● DATA EXTRACT:
/---
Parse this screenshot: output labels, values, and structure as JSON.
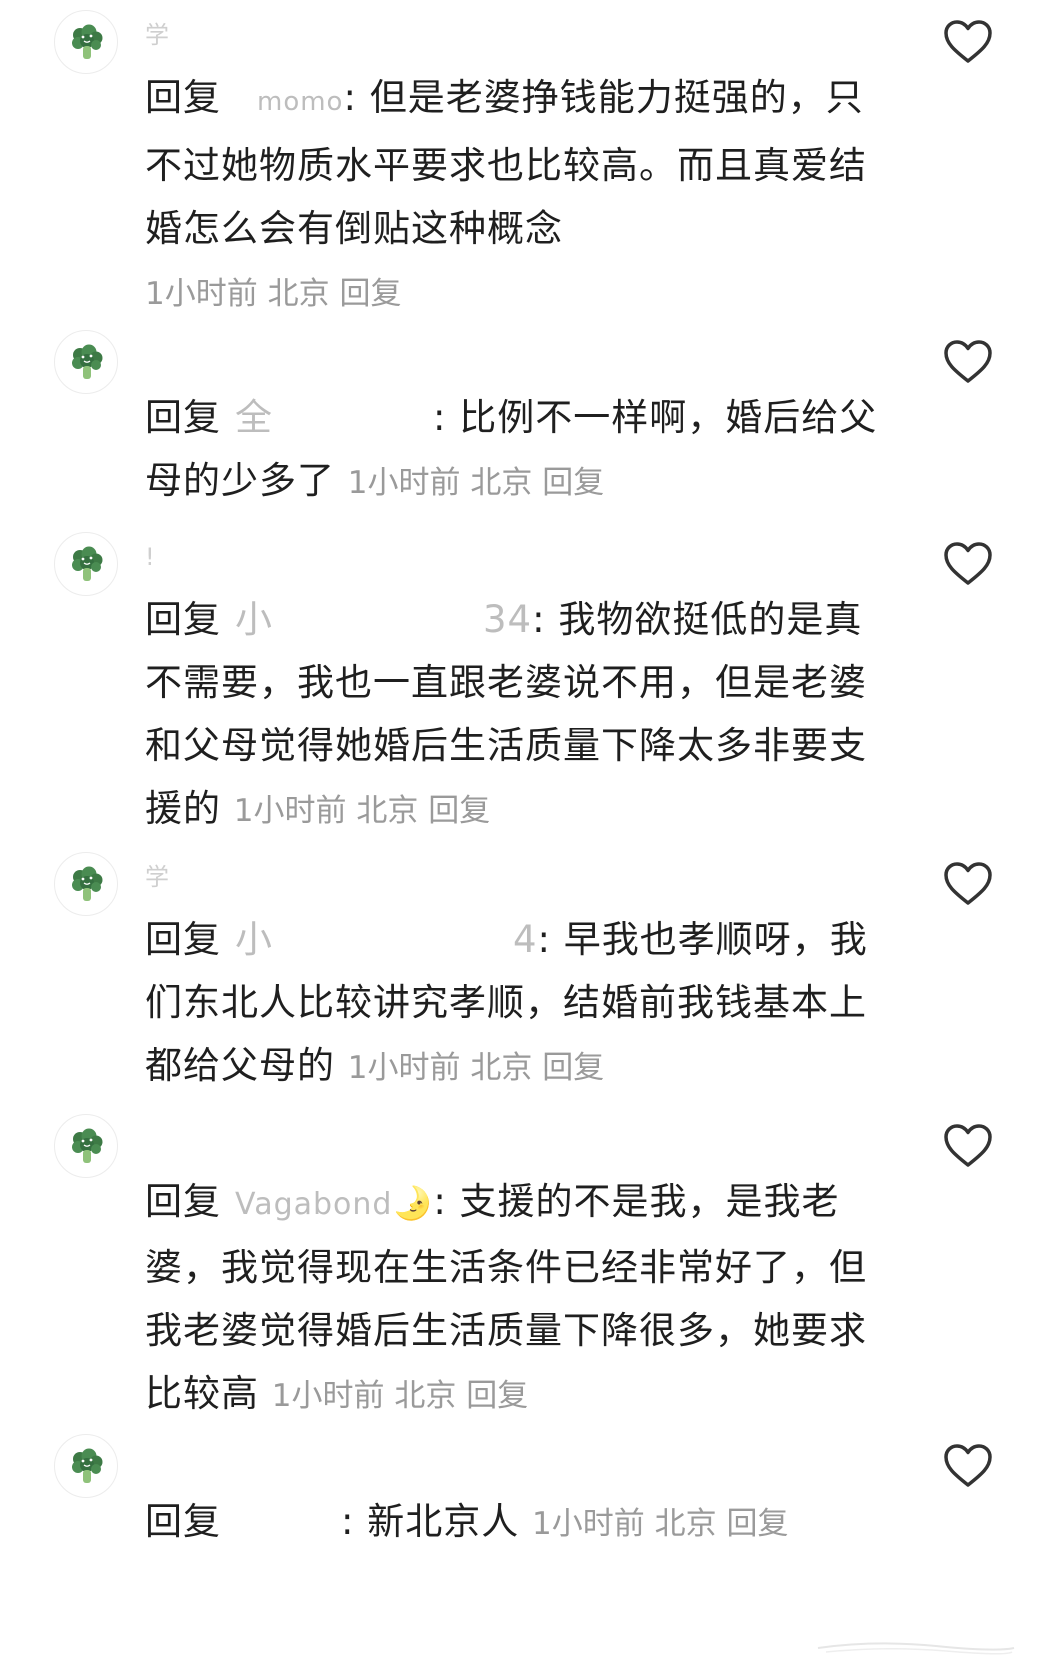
{
  "comments": [
    {
      "nickname": "学",
      "reply_prefix": "回复",
      "reply_target": "momo",
      "text": ": 但是老婆挣钱能力挺强的，只不过她物质水平要求也比较高。而且真爱结婚怎么会有倒贴这种概念",
      "time": "1小时前",
      "location": "北京",
      "reply_label": "回复"
    },
    {
      "nickname": "",
      "reply_prefix": "回复",
      "reply_target": "全",
      "text": ": 比例不一样啊，婚后给父母的少多了",
      "time": "1小时前",
      "location": "北京",
      "reply_label": "回复"
    },
    {
      "nickname": "!",
      "reply_prefix": "回复",
      "reply_target": "小",
      "reply_target_tail": "34",
      "text": ": 我物欲挺低的是真不需要，我也一直跟老婆说不用，但是老婆和父母觉得她婚后生活质量下降太多非要支援的",
      "time": "1小时前",
      "location": "北京",
      "reply_label": "回复"
    },
    {
      "nickname": "学",
      "reply_prefix": "回复",
      "reply_target": "小",
      "reply_target_tail": "4",
      "text": ": 早我也孝顺呀，我们东北人比较讲究孝顺，结婚前我钱基本上都给父母的",
      "time": "1小时前",
      "location": "北京",
      "reply_label": "回复"
    },
    {
      "nickname": "",
      "reply_prefix": "回复",
      "reply_target": "Vagabond",
      "reply_target_emoji": "🌛",
      "text": ": 支援的不是我，是我老婆，我觉得现在生活条件已经非常好了，但我老婆觉得婚后生活质量下降很多，她要求比较高",
      "time": "1小时前",
      "location": "北京",
      "reply_label": "回复"
    },
    {
      "nickname": "",
      "reply_prefix": "回复",
      "reply_target": "",
      "text": ": 新北京人",
      "time": "1小时前",
      "location": "北京",
      "reply_label": "回复"
    }
  ],
  "icons": {
    "avatar": "broccoli-icon",
    "like": "heart-outline-icon"
  },
  "colors": {
    "text": "#1f1f1f",
    "meta": "#9a9a9a",
    "masked_name": "#bdbdbd",
    "avatar_green": "#3d7a45",
    "heart_stroke": "#333333"
  }
}
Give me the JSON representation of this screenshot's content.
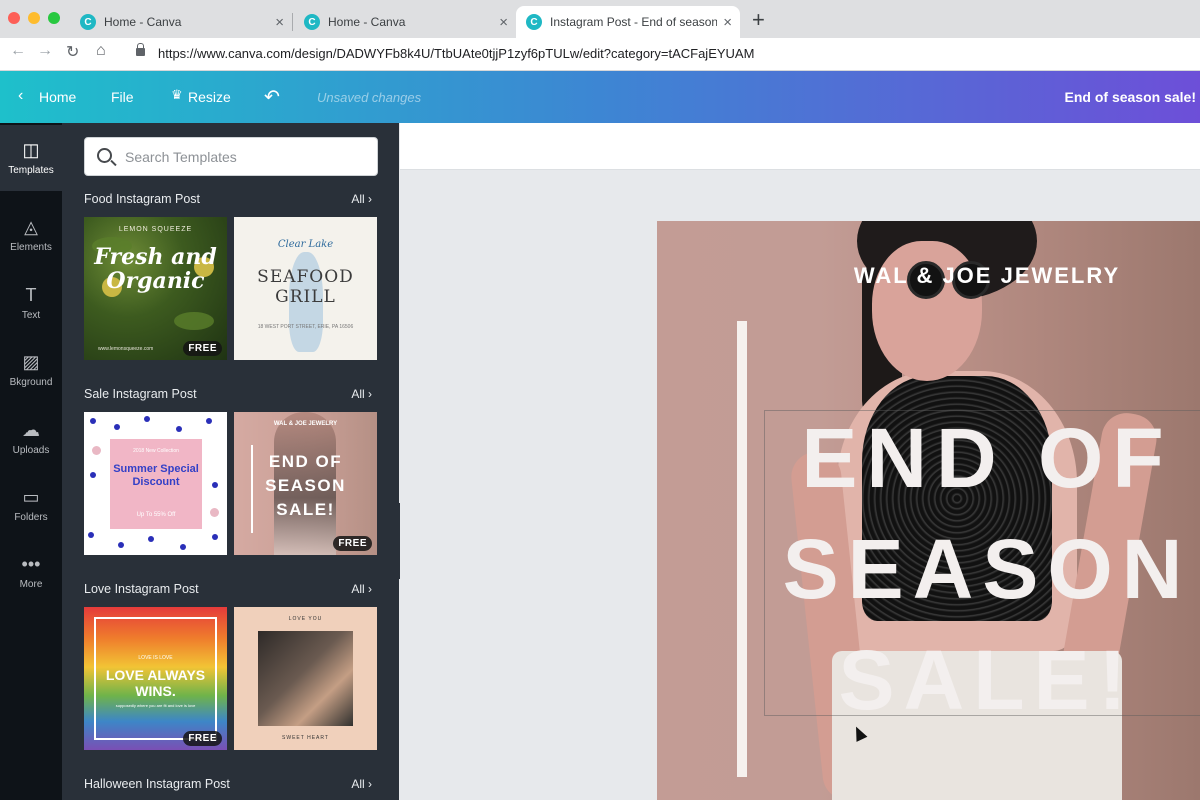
{
  "browser": {
    "tabs": [
      {
        "label": "Home - Canva",
        "favicon": "C"
      },
      {
        "label": "Home - Canva",
        "favicon": "C"
      },
      {
        "label": "Instagram Post - End of season sale!",
        "favicon": "C"
      }
    ],
    "url": "https://www.canva.com/design/DADWYFb8k4U/TtbUAte0tjjP1zyf6pTULw/edit?category=tACFajEYUAM"
  },
  "header": {
    "home": "Home",
    "file": "File",
    "resize": "Resize",
    "status": "Unsaved changes",
    "design_title": "End of season sale!"
  },
  "rail": [
    {
      "label": "Templates",
      "icon": "templates-icon"
    },
    {
      "label": "Elements",
      "icon": "elements-icon"
    },
    {
      "label": "Text",
      "icon": "text-icon"
    },
    {
      "label": "Bkground",
      "icon": "background-icon"
    },
    {
      "label": "Uploads",
      "icon": "uploads-icon"
    },
    {
      "label": "Folders",
      "icon": "folders-icon"
    },
    {
      "label": "More",
      "icon": "more-icon"
    }
  ],
  "search": {
    "placeholder": "Search Templates"
  },
  "sections": [
    {
      "title": "Food Instagram Post",
      "all": "All"
    },
    {
      "title": "Sale Instagram Post",
      "all": "All"
    },
    {
      "title": "Love Instagram Post",
      "all": "All"
    },
    {
      "title": "Halloween Instagram Post",
      "all": "All"
    }
  ],
  "badge": "FREE",
  "thumbs": {
    "food1": {
      "brand": "LEMON SQUEEZE",
      "title": "Fresh and Organic",
      "web": "www.lemonsqueeze.com"
    },
    "food2": {
      "script": "Clear Lake",
      "title": "SEAFOOD GRILL",
      "addr": "18 WEST PORT STREET, ERIE, PA 16506"
    },
    "sale1": {
      "small": "2018 New Collection",
      "title": "Summer Special Discount",
      "off": "Up To 55% Off"
    },
    "sale2": {
      "brand": "WAL & JOE JEWELRY",
      "title": "END OF SEASON SALE!"
    },
    "love1": {
      "small": "LOVE IS LOVE",
      "title": "LOVE ALWAYS WINS.",
      "sub": "supposedly where you are fit and love is love"
    },
    "love2": {
      "top": "LOVE YOU",
      "bottom": "SWEET HEART"
    }
  },
  "design": {
    "brand": "WAL & JOE JEWELRY",
    "headline": "END OF SEASON SALE!"
  },
  "colors": {
    "header_start": "#1ec0cb",
    "header_end": "#6d4fd8",
    "rail_bg": "#0e1318",
    "panel_bg": "#293039"
  }
}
\---
● PROBLEM TO WORK ON: Say how many lines contain the string "screenshot", giving nothing but the count.

● WRITTEN RESPONSE: 2